[Element box records]
○ ○ ○ ○ ○ ○ ○
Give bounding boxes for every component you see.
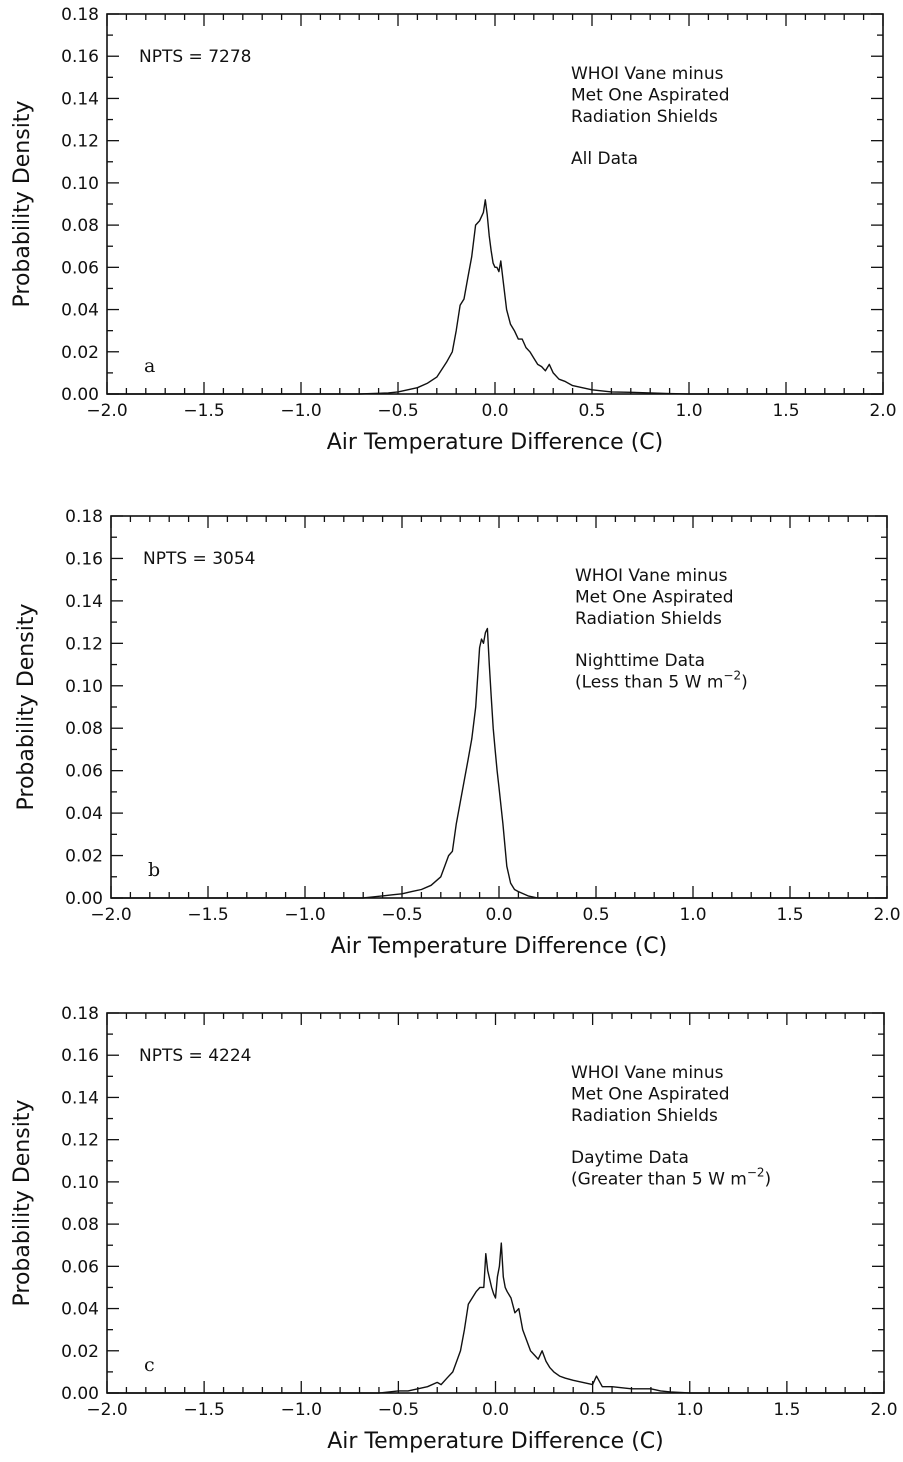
x-tick-label: −1.0 [281,1400,322,1420]
closing-paren: ) [741,673,748,693]
y-tick-label: 0.02 [61,343,99,363]
y-tick-label: 0.10 [61,1173,99,1193]
x-tick-label: 0.0 [481,401,508,421]
y-tick-label: 0.16 [61,1046,99,1066]
unit-exponent: −2 [747,1166,765,1180]
y-axis-label: Probability Density [14,604,39,811]
npts-label: NPTS = 4224 [139,1046,251,1066]
annotation-line: Radiation Shields [575,609,722,629]
annotation-line: Met One Aspirated [571,1085,730,1105]
x-tick-label: 2.0 [869,401,896,421]
x-tick-label: 1.0 [679,905,706,925]
y-tick-label: 0.02 [61,1342,99,1362]
npts-label: NPTS = 3054 [143,549,255,569]
series-line [111,627,887,899]
y-tick-label: 0.06 [61,1257,99,1277]
x-tick-label: −0.5 [377,401,418,421]
npts-label: NPTS = 7278 [139,47,251,67]
plot-frame [106,1012,885,1394]
x-tick-label: 0.5 [582,905,609,925]
x-tick-label: −2.0 [90,905,131,925]
condition-line: (Less than 5 W m−2) [575,669,748,693]
condition-line: All Data [571,149,638,169]
y-tick-label: 0.14 [65,592,103,612]
y-tick-label: 0.04 [65,804,103,824]
annotation-line: WHOI Vane minus [571,1063,724,1083]
x-axis-label: Air Temperature Difference (C) [331,934,668,959]
condition-line: Daytime Data [571,1148,689,1168]
plot-frame [110,515,888,899]
y-tick-label: 0.04 [61,1300,99,1320]
y-tick-label: 0.06 [61,258,99,278]
annotation-line: Met One Aspirated [571,86,730,106]
y-tick-label: 0.08 [65,719,103,739]
y-tick-label: 0.12 [61,132,99,152]
x-tick-label: −0.5 [378,1400,419,1420]
x-tick-label: −1.5 [183,401,224,421]
condition-line: (Greater than 5 W m−2) [571,1166,771,1190]
y-tick-label: 0.10 [61,174,99,194]
y-tick-label: 0.14 [61,1088,99,1108]
plot-frame [106,13,884,395]
condition-line: Nighttime Data [575,651,705,671]
unit-exponent: −2 [723,669,741,683]
x-tick-label: 1.0 [675,401,702,421]
y-tick-label: 0.00 [61,1384,99,1404]
x-tick-label: 1.5 [773,1400,800,1420]
y-tick-label: 0.16 [65,549,103,569]
y-tick-label: 0.04 [61,301,99,321]
x-tick-label: 2.0 [873,905,900,925]
x-axis-label: Air Temperature Difference (C) [327,430,664,455]
y-tick-label: 0.06 [65,762,103,782]
y-axis-label: Probability Density [10,101,35,308]
x-tick-label: 1.0 [676,1400,703,1420]
series-line [107,1242,884,1394]
series-line [107,199,883,395]
y-tick-label: 0.10 [65,677,103,697]
x-tick-label: 1.5 [776,905,803,925]
annotation-line: Radiation Shields [571,1106,718,1126]
y-tick-label: 0.12 [61,1131,99,1151]
y-tick-label: 0.00 [65,889,103,909]
chart-panel-c: −2.0 −1.5 −1.0 −0.5 0.0 0.5 1.0 1.5 2.0 0.00 0.02 0… [10,1004,898,1454]
chart-panel-b: −2.0 −1.5 −1.0 −0.5 0.0 0.5 1.0 1.5 2.0 0.00 0.02 0… [14,507,901,959]
x-tick-label: 2.0 [870,1400,897,1420]
annotation-line: WHOI Vane minus [575,566,728,586]
x-tick-label: −2.0 [86,1400,127,1420]
closing-paren: ) [765,1170,772,1190]
y-tick-label: 0.08 [61,216,99,236]
x-tick-label: −1.5 [183,1400,224,1420]
chart-panel-a: −2.0 −1.5 −1.0 −0.5 0.0 0.5 1.0 1.5 2.0 0.00 0.02 0… [10,5,897,455]
x-axis-label: Air Temperature Difference (C) [327,1429,664,1454]
panel-letter: c [144,1354,155,1376]
x-tick-label: −0.5 [381,905,422,925]
y-tick-label: 0.12 [65,634,103,654]
x-tick-label: −1.0 [280,401,321,421]
y-tick-label: 0.02 [65,847,103,867]
annotation-line: Radiation Shields [571,107,718,127]
panel-letter: b [148,859,160,881]
y-tick-label: 0.18 [61,5,99,25]
x-tick-label: −1.0 [284,905,325,925]
y-tick-label: 0.18 [61,1004,99,1024]
y-tick-label: 0.08 [61,1215,99,1235]
y-axis-label: Probability Density [10,1100,35,1307]
x-tick-label: 0.5 [578,401,605,421]
x-tick-label: −2.0 [86,401,127,421]
y-tick-label: 0.18 [65,507,103,527]
x-tick-label: 0.0 [485,905,512,925]
x-tick-label: 0.5 [579,1400,606,1420]
annotation-line: WHOI Vane minus [571,64,724,84]
annotation-line: Met One Aspirated [575,588,734,608]
y-tick-label: 0.00 [61,385,99,405]
y-tick-label: 0.14 [61,89,99,109]
y-tick-label: 0.16 [61,47,99,67]
panel-letter: a [144,355,155,377]
x-tick-label: 0.0 [482,1400,509,1420]
x-tick-label: −1.5 [187,905,228,925]
x-tick-label: 1.5 [772,401,799,421]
○ ○ ○ ○ ○ ○ ○
Exercise directions: Could you rewrite every line of the records above as a numbered list, skipping any blank lines and leaving the pictures out?

Complete output:
1. Give bounding boxes for every component you see.
2. x-tick-label: −1.0 [281,1400,322,1420]
3. closing-paren: ) [741,673,748,693]
4. y-tick-label: 0.02 [61,343,99,363]
5. y-tick-label: 0.10 [61,1173,99,1193]
6. x-tick-label: 0.0 [481,401,508,421]
7. y-tick-label: 0.16 [61,1046,99,1066]
8. unit-exponent: −2 [747,1166,765,1180]
9. y-axis-label: Probability Density [14,604,39,811]
10. npts-label: NPTS = 4224 [139,1046,251,1066]
11. annotation-line: Radiation Shields [575,609,722,629]
12. annotation-line: Met One Aspirated [571,1085,730,1105]
13. x-tick-label: 2.0 [869,401,896,421]
14. x-tick-label: 1.0 [679,905,706,925]
15. y-tick-label: 0.02 [61,1342,99,1362]
16. npts-label: NPTS = 3054 [143,549,255,569]
17. series-line [111,627,887,899]
18. y-tick-label: 0.06 [61,1257,99,1277]
19. x-tick-label: −0.5 [377,401,418,421]
20. npts-label: NPTS = 7278 [139,47,251,67]
21. plot-frame [106,1012,885,1394]
22. x-tick-label: 0.5 [582,905,609,925]
23. x-tick-label: −2.0 [90,905,131,925]
24. condition-line: (Less than 5 W m−2) [575,669,748,693]
25. condition-line: All Data [571,149,638,169]
26. y-tick-label: 0.14 [65,592,103,612]
27. y-tick-label: 0.04 [65,804,103,824]
28. annotation-line: WHOI Vane minus [571,1063,724,1083]
29. x-axis-label: Air Temperature Difference (C) [331,934,668,959]
30. condition-line: Daytime Data [571,1148,689,1168]
31. plot-frame [110,515,888,899]
32. y-tick-label: 0.04 [61,1300,99,1320]
33. y-tick-label: 0.06 [61,258,99,278]
34. annotation-line: Met One Aspirated [571,86,730,106]
35. y-tick-label: 0.08 [65,719,103,739]
36. y-tick-label: 0.12 [61,132,99,152]
37. x-tick-label: −0.5 [378,1400,419,1420]
38. x-tick-label: −1.5 [183,401,224,421]
39. condition-line: (Greater than 5 W m−2) [571,1166,771,1190]
40. y-tick-label: 0.10 [61,174,99,194]
41. y-tick-label: 0.14 [61,1088,99,1108]
42. plot-frame [106,13,884,395]
43. condition-line: Nighttime Data [575,651,705,671]
44. unit-exponent: −2 [723,669,741,683]
45. x-tick-label: 1.0 [675,401,702,421]
46. y-tick-label: 0.00 [61,1384,99,1404]
47. x-tick-label: 1.5 [773,1400,800,1420]
48. y-tick-label: 0.16 [65,549,103,569]
49. y-tick-label: 0.04 [61,301,99,321]
50. x-tick-label: 2.0 [873,905,900,925]
51. x-axis-label: Air Temperature Difference (C) [327,430,664,455]
52. y-tick-label: 0.06 [65,762,103,782]
53. y-axis-label: Probability Density [10,101,35,308]
54. x-tick-label: 1.0 [676,1400,703,1420]
55. series-line [107,1242,884,1394]
56. series-line [107,199,883,395]
57. y-tick-label: 0.10 [65,677,103,697]
58. x-tick-label: 1.5 [776,905,803,925]
59. annotation-line: Radiation Shields [571,1106,718,1126]
60. y-tick-label: 0.12 [61,1131,99,1151]
61. y-tick-label: 0.00 [65,889,103,909]
62. chart-panel-c: −2.0 −1.5 −1.0 −0.5 0.0 0.5 1.0 1.5 2.0 0.00 0.02 0… [10,1004,898,1454]
63. chart-panel-b: −2.0 −1.5 −1.0 −0.5 0.0 0.5 1.0 1.5 2.0 0.00 0.02 0… [14,507,901,959]
64. x-tick-label: 2.0 [870,1400,897,1420]
65. annotation-line: WHOI Vane minus [575,566,728,586]
66. x-tick-label: −2.0 [86,1400,127,1420]
67. closing-paren: ) [765,1170,772,1190]
68. y-tick-label: 0.08 [61,216,99,236]
69. x-tick-label: −1.5 [183,1400,224,1420]
70. chart-panel-a: −2.0 −1.5 −1.0 −0.5 0.0 0.5 1.0 1.5 2.0 0.00 0.02 0… [10,5,897,455]
71. x-axis-label: Air Temperature Difference (C) [327,1429,664,1454]
72. panel-letter: c [144,1354,155,1376]
73. x-tick-label: −0.5 [381,905,422,925]
74. y-tick-label: 0.12 [65,634,103,654]
75. x-tick-label: −1.0 [280,401,321,421]
76. y-tick-label: 0.02 [65,847,103,867]
77. annotation-line: Radiation Shields [571,107,718,127]
78. panel-letter: b [148,859,160,881]
79. y-tick-label: 0.18 [61,5,99,25]
80. x-tick-label: −1.0 [284,905,325,925]
81. y-tick-label: 0.18 [61,1004,99,1024]
82. y-tick-label: 0.08 [61,1215,99,1235]
83. y-axis-label: Probability Density [10,1100,35,1307]
84. x-tick-label: 0.5 [578,401,605,421]
85. x-tick-label: −2.0 [86,401,127,421]
86. y-tick-label: 0.18 [65,507,103,527]
87. x-tick-label: 0.0 [485,905,512,925]
88. x-tick-label: 0.5 [579,1400,606,1420]
89. annotation-line: WHOI Vane minus [571,64,724,84]
90. annotation-line: Met One Aspirated [575,588,734,608]
91. y-tick-label: 0.00 [61,385,99,405]
92. y-tick-label: 0.14 [61,89,99,109]
93. y-tick-label: 0.16 [61,47,99,67]
94. panel-letter: a [144,355,155,377]
95. x-tick-label: 0.0 [482,1400,509,1420]
96. x-tick-label: −1.5 [187,905,228,925]
97. x-tick-label: 1.5 [772,401,799,421]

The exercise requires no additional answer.